(Data excerpts)
******

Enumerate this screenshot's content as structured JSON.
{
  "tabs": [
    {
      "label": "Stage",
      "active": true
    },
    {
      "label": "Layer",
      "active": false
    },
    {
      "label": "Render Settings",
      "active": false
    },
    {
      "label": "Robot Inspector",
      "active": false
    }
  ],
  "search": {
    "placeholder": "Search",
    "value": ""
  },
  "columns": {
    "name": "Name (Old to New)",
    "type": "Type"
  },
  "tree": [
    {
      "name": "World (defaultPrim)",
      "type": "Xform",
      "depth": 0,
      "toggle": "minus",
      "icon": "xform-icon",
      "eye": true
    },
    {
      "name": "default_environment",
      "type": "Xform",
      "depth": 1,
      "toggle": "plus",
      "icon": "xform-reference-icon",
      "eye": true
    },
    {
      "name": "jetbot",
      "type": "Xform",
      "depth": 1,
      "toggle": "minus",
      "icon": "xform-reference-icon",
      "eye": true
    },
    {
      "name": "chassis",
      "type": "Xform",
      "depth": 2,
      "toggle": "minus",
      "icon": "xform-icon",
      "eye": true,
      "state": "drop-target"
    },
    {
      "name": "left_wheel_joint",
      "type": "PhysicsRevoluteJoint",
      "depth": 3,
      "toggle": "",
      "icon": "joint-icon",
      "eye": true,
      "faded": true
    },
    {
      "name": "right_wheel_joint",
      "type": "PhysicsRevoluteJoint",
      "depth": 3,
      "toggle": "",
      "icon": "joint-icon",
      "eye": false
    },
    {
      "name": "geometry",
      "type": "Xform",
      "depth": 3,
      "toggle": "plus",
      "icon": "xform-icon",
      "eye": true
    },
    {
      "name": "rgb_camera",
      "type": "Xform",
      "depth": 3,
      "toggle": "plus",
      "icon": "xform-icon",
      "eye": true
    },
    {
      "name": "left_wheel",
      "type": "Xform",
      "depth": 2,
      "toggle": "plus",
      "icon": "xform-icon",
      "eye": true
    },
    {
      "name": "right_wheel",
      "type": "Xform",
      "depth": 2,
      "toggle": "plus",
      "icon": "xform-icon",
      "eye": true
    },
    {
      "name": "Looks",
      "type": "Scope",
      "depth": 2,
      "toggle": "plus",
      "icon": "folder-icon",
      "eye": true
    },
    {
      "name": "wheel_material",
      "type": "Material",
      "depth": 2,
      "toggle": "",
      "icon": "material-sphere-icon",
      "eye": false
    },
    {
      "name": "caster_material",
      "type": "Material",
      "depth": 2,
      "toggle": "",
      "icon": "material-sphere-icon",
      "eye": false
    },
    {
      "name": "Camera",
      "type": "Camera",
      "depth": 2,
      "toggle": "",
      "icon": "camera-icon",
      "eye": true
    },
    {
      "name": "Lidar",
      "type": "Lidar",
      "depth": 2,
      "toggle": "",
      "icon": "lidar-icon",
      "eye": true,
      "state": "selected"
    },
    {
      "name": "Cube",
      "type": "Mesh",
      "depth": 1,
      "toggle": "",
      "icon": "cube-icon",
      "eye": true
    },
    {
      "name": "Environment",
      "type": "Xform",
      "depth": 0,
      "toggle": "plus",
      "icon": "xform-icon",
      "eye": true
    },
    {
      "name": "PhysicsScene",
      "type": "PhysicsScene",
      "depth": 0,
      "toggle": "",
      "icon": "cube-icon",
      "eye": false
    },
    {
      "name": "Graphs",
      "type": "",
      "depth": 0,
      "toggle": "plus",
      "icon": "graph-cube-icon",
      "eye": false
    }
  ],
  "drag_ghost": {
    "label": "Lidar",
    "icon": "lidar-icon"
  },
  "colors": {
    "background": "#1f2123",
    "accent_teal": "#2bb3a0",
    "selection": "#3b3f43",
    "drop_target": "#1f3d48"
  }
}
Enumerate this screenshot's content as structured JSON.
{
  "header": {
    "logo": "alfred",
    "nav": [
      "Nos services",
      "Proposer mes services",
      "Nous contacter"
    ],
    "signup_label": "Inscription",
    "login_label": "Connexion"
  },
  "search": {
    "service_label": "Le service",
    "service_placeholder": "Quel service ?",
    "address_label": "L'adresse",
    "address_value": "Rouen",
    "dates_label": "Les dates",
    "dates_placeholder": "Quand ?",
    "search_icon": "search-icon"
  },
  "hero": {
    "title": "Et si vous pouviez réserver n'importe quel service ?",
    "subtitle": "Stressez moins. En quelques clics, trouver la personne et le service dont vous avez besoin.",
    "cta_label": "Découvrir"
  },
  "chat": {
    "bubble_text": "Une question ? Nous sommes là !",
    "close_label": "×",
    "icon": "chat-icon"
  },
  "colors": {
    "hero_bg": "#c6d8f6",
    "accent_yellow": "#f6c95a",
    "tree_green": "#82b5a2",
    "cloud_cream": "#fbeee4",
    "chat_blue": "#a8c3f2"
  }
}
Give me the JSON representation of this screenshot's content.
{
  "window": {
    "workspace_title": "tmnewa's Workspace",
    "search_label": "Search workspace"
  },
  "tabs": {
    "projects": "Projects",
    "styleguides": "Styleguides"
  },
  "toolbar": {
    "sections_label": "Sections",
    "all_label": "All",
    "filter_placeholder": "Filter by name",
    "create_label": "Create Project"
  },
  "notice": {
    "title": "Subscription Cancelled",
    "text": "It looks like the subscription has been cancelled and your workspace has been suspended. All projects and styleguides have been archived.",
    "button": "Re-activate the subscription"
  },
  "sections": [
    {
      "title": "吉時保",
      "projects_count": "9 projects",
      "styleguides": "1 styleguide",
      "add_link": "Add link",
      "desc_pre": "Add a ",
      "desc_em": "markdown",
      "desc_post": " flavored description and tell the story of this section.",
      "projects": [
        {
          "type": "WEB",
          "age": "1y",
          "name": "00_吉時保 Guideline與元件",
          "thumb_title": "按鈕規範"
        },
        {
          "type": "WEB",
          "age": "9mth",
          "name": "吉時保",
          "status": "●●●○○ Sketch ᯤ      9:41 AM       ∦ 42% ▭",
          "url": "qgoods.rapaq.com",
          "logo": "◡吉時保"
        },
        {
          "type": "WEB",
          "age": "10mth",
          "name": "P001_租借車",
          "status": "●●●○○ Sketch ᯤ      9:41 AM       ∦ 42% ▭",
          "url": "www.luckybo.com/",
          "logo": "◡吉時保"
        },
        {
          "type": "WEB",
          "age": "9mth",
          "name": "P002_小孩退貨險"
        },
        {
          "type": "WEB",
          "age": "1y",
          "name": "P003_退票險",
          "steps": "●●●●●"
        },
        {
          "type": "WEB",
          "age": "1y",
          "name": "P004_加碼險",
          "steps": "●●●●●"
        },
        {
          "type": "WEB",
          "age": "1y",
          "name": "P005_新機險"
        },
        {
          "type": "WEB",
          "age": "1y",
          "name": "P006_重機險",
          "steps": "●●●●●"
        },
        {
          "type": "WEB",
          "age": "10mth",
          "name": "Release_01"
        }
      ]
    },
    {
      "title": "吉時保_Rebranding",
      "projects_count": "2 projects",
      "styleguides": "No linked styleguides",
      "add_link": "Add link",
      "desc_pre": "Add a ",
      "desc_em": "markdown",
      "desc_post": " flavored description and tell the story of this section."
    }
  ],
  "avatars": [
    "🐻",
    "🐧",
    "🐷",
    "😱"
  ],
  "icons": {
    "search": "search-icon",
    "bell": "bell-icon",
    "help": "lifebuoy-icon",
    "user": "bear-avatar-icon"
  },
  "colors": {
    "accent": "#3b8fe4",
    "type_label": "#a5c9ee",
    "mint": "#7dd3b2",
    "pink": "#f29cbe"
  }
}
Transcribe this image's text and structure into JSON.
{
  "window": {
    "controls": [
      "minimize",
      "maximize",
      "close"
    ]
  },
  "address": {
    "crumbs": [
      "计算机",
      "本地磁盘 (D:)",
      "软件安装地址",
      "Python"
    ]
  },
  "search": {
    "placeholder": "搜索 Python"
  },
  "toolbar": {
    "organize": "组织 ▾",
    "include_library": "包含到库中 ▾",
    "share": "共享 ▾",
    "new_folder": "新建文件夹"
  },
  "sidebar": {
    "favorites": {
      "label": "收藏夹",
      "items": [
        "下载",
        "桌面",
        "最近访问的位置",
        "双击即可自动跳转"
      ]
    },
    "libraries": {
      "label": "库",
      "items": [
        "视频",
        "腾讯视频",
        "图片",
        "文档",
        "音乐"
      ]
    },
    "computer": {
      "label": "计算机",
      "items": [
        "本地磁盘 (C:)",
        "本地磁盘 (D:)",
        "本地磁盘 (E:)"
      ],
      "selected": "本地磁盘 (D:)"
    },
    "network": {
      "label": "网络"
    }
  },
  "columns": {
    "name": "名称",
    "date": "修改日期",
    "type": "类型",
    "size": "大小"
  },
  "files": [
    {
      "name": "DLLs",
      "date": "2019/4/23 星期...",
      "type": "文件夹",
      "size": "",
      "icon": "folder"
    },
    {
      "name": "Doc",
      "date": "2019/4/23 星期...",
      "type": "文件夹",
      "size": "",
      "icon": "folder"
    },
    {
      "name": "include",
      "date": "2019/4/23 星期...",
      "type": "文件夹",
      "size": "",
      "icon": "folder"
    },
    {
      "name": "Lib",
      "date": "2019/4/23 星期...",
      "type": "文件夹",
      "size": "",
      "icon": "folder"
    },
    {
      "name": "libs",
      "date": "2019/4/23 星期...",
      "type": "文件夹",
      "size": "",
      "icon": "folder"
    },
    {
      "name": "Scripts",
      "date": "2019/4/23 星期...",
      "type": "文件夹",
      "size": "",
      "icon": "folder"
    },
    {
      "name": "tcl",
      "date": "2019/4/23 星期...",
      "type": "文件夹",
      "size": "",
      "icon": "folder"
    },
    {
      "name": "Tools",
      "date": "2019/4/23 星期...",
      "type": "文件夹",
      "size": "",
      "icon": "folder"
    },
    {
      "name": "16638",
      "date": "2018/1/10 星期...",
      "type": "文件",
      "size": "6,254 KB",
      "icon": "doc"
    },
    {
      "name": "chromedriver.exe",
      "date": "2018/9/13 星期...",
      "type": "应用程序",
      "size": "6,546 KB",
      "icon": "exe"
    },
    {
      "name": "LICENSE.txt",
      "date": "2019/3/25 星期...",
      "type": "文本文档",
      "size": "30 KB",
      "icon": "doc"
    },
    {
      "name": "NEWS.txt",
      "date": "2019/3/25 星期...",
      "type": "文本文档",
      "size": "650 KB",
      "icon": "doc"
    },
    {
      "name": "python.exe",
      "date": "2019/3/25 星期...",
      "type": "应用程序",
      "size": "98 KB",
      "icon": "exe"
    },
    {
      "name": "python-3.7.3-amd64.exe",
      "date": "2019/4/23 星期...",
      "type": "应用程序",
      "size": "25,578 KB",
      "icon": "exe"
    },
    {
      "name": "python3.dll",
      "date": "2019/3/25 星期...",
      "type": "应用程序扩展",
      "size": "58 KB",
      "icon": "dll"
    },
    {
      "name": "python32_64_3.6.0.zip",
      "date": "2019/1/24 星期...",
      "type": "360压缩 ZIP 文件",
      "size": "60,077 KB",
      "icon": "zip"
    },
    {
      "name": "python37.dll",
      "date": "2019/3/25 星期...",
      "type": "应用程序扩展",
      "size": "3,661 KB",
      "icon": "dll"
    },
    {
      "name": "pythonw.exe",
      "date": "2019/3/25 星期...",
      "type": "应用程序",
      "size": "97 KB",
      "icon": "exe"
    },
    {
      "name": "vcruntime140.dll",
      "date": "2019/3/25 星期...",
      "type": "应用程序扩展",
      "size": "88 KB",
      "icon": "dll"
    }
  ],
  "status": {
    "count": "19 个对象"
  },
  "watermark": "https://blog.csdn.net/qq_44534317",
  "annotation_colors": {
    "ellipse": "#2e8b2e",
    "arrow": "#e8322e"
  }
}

******

■ **What you should do**
Which lines in the listing above hold the word "styleguides"? Show each of them.

■ **Right answer**
    "styleguides": "Styleguides"
    "text": "It looks like the subscription has been cancelled and your workspace has been suspended. All projects and styleguides have been archived.",
      "styleguides": "1 styleguide",
      "styleguides": "No linked styleguides",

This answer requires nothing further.